__What the task requires__. Each entry must be reproduced precisely as it stands.

__Provided records__.
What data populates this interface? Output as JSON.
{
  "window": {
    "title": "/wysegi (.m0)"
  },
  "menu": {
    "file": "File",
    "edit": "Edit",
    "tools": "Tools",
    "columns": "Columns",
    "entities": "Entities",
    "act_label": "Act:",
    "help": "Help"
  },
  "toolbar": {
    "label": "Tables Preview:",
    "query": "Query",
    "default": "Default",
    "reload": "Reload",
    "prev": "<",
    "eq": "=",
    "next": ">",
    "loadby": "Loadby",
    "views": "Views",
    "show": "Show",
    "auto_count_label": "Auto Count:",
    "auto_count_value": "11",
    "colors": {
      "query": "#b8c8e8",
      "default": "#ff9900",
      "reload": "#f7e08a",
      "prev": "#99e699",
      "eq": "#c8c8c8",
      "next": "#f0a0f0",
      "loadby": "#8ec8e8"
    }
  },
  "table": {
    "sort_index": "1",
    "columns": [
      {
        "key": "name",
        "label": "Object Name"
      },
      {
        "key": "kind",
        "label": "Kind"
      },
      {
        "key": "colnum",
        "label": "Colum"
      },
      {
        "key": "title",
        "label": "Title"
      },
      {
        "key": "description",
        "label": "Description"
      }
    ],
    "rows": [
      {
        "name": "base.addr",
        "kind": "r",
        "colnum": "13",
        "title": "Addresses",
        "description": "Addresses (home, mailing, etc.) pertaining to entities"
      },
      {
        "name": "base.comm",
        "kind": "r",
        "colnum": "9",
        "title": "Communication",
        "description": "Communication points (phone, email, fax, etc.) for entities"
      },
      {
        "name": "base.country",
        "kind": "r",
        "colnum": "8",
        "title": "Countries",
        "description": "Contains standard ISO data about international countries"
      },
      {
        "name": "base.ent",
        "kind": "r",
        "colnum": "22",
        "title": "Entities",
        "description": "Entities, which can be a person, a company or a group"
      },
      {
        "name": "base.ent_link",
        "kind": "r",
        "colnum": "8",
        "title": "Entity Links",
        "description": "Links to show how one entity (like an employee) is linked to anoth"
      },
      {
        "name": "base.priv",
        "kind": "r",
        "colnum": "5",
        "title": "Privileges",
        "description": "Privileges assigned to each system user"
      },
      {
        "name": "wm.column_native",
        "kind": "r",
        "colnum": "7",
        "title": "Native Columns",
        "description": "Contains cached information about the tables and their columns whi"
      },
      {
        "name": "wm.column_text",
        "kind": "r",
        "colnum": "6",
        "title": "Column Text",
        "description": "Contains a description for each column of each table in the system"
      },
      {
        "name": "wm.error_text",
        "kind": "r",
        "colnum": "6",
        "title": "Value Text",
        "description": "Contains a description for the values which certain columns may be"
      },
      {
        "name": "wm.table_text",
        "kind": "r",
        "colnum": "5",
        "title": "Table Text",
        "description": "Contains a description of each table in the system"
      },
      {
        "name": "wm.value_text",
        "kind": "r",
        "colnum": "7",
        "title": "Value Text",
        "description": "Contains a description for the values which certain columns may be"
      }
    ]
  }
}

__Problem solution__.
What data populates this interface? Output as JSON.
{
  "window": {
    "title": "/wysegi (.m0)"
  },
  "menu": {
    "file": "File",
    "edit": "Edit",
    "tools": "Tools",
    "columns": "Columns",
    "entities": "Entities",
    "act_label": "Act:",
    "help": "Help"
  },
  "toolbar": {
    "label": "Tables Preview:",
    "query": "Query",
    "default": "Default",
    "reload": "Reload",
    "prev": "<",
    "eq": "=",
    "next": ">",
    "loadby": "Loadby",
    "views": "Views",
    "show": "Show",
    "auto_count_label": "Auto Count:",
    "auto_count_value": "11",
    "colors": {
      "query": "#b8c8e8",
      "default": "#ff9900",
      "reload": "#f7e08a",
      "prev": "#99e699",
      "eq": "#c8c8c8",
      "next": "#f0a0f0",
      "loadby": "#8ec8e8"
    }
  },
  "table": {
    "sort_index": "1",
    "columns": [
      {
        "key": "name",
        "label": "Object Name"
      },
      {
        "key": "kind",
        "label": "Kind"
      },
      {
        "key": "colnum",
        "label": "Colum"
      },
      {
        "key": "title",
        "label": "Title"
      },
      {
        "key": "description",
        "label": "Description"
      }
    ],
    "rows": [
      {
        "name": "base.addr",
        "kind": "r",
        "colnum": "13",
        "title": "Addresses",
        "description": "Addresses (home, mailing, etc.) pertaining to entities"
      },
      {
        "name": "base.comm",
        "kind": "r",
        "colnum": "9",
        "title": "Communication",
        "description": "Communication points (phone, email, fax, etc.) for entities"
      },
      {
        "name": "base.country",
        "kind": "r",
        "colnum": "8",
        "title": "Countries",
        "description": "Contains standard ISO data about international countries"
      },
      {
        "name": "base.ent",
        "kind": "r",
        "colnum": "22",
        "title": "Entities",
        "description": "Entities, which can be a person, a company or a group"
      },
      {
        "name": "base.ent_link",
        "kind": "r",
        "colnum": "8",
        "title": "Entity Links",
        "description": "Links to show how one entity (like an employee) is linked to anoth"
      },
      {
        "name": "base.priv",
        "kind": "r",
        "colnum": "5",
        "title": "Privileges",
        "description": "Privileges assigned to each system user"
      },
      {
        "name": "wm.column_native",
        "kind": "r",
        "colnum": "7",
        "title": "Native Columns",
        "description": "Contains cached information about the tables and their columns whi"
      },
      {
        "name": "wm.column_text",
        "kind": "r",
        "colnum": "6",
        "title": "Column Text",
        "description": "Contains a description for each column of each table in the system"
      },
      {
        "name": "wm.error_text",
        "kind": "r",
        "colnum": "6",
        "title": "Value Text",
        "description": "Contains a description for the values which certain columns may be"
      },
      {
        "name": "wm.table_text",
        "kind": "r",
        "colnum": "5",
        "title": "Table Text",
        "description": "Contains a description of each table in the system"
      },
      {
        "name": "wm.value_text",
        "kind": "r",
        "colnum": "7",
        "title": "Value Text",
        "description": "Contains a description for the values which certain columns may be"
      }
    ]
  }
}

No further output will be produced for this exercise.